# Exercise inputs
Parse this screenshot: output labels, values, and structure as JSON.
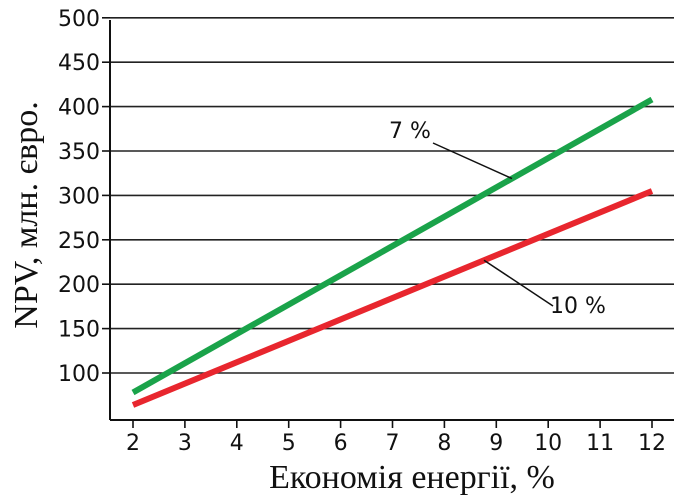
{
  "chart_data": {
    "type": "line",
    "xlabel": "Економія енергії, %",
    "ylabel": "NPV, млн. євро.",
    "x_ticks": [
      "2",
      "3",
      "4",
      "5",
      "6",
      "7",
      "8",
      "9",
      "10",
      "11",
      "12"
    ],
    "y_ticks": [
      "100",
      "150",
      "200",
      "250",
      "300",
      "350",
      "400",
      "450",
      "500"
    ],
    "xlim": [
      1.5,
      12.5
    ],
    "ylim": [
      55,
      500
    ],
    "grid": "horizontal",
    "series": [
      {
        "name": "7 %",
        "color": "#1aa34a",
        "x": [
          2,
          12
        ],
        "y": [
          78,
          408
        ]
      },
      {
        "name": "10 %",
        "color": "#e8262e",
        "x": [
          2,
          12
        ],
        "y": [
          64,
          305
        ]
      }
    ]
  }
}
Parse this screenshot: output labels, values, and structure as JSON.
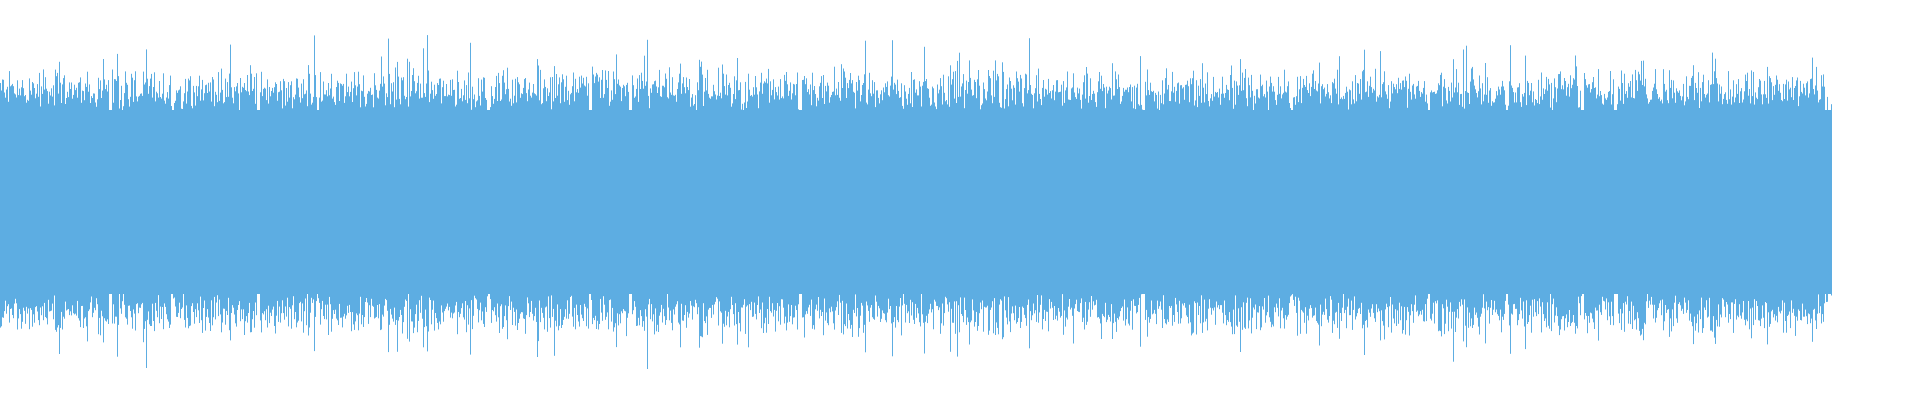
{
  "chart_data": {
    "type": "area",
    "kind": "audio-waveform",
    "color": "#5DADE2",
    "background": "#FFFFFF",
    "axes_visible": false,
    "grid": false,
    "legend": "none",
    "title": ""
  }
}
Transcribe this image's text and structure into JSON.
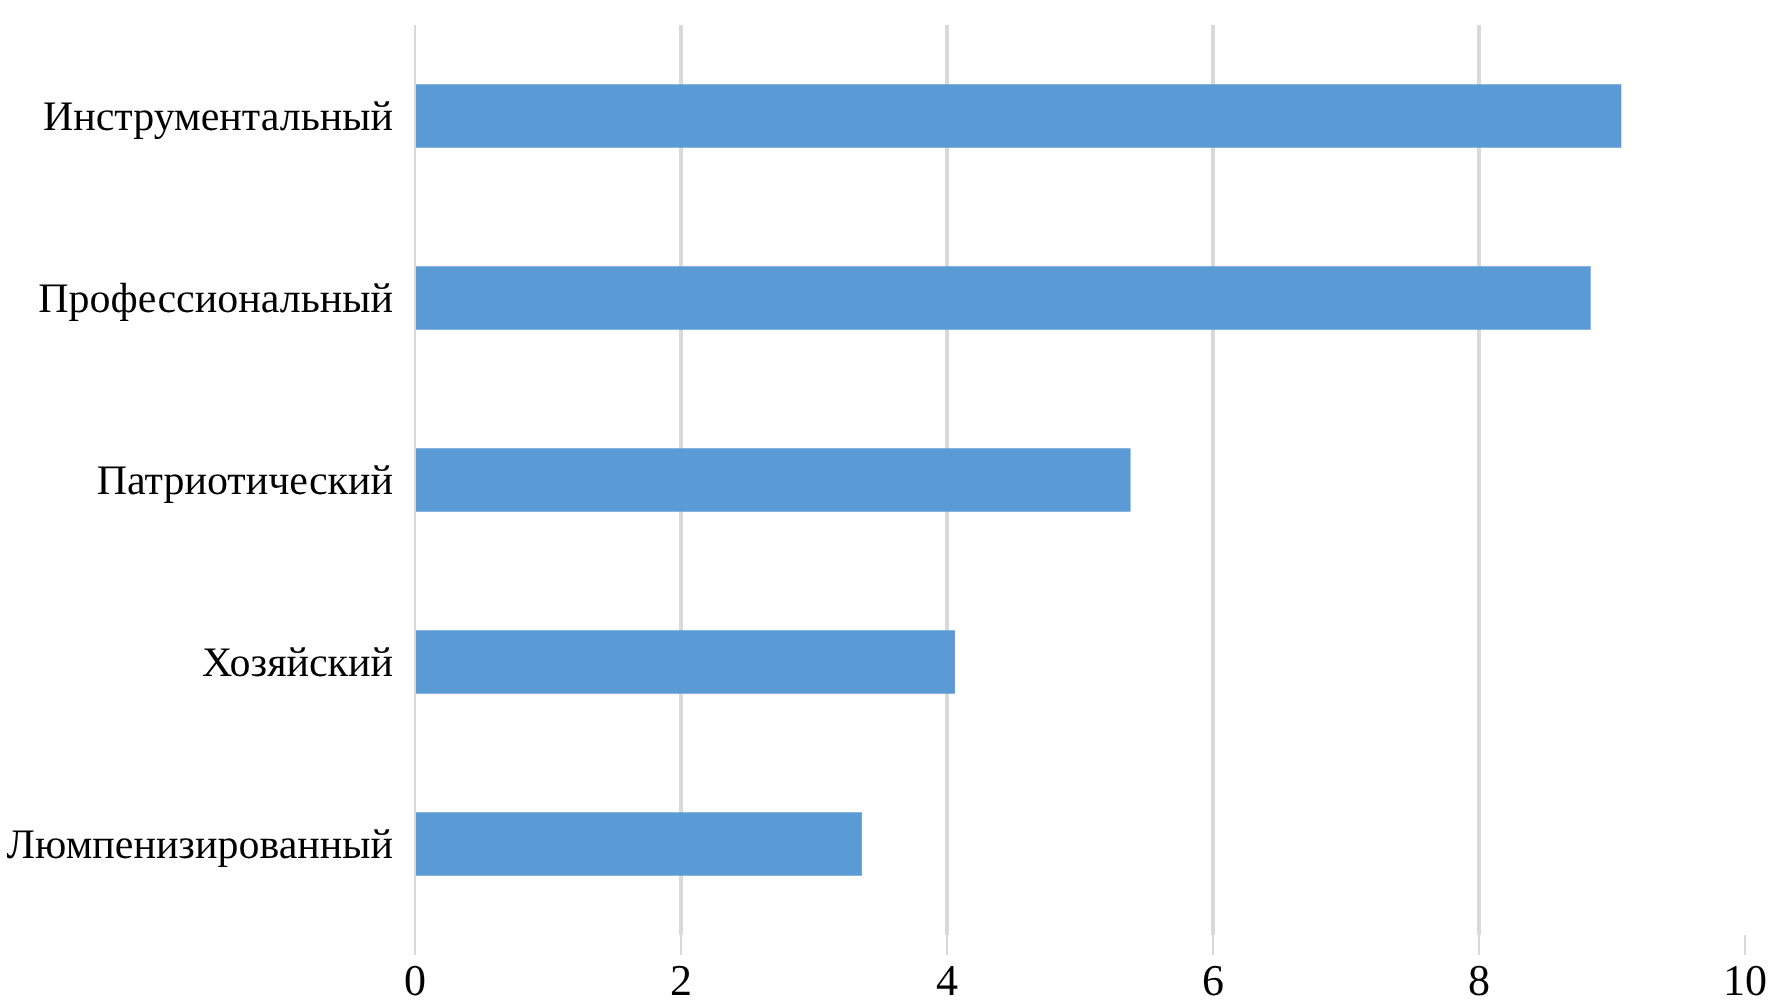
{
  "chart_data": {
    "type": "bar",
    "orientation": "horizontal",
    "categories": [
      "Инструментальный",
      "Профессиональный",
      "Патриотический",
      "Хозяйский",
      "Люмпенизированный"
    ],
    "values": [
      9.07,
      8.84,
      5.38,
      4.06,
      3.36
    ],
    "color": "#5b9bd5",
    "xlim": [
      0,
      10
    ],
    "xticks": [
      0,
      2,
      4,
      6,
      8,
      10
    ],
    "grid": "x"
  }
}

# Task instructions
Without any pictures, reproduce exactly the lines from the line that contains "Transcribe this image's" to the end of the entries above, both ends included.

# Right answer
Transcribe this image's text and structure into JSON.
{
  "chart_data": {
    "type": "bar",
    "orientation": "horizontal",
    "categories": [
      "Инструментальный",
      "Профессиональный",
      "Патриотический",
      "Хозяйский",
      "Люмпенизированный"
    ],
    "values": [
      9.07,
      8.84,
      5.38,
      4.06,
      3.36
    ],
    "color": "#5b9bd5",
    "xlim": [
      0,
      10
    ],
    "xticks": [
      0,
      2,
      4,
      6,
      8,
      10
    ],
    "grid": "x"
  }
}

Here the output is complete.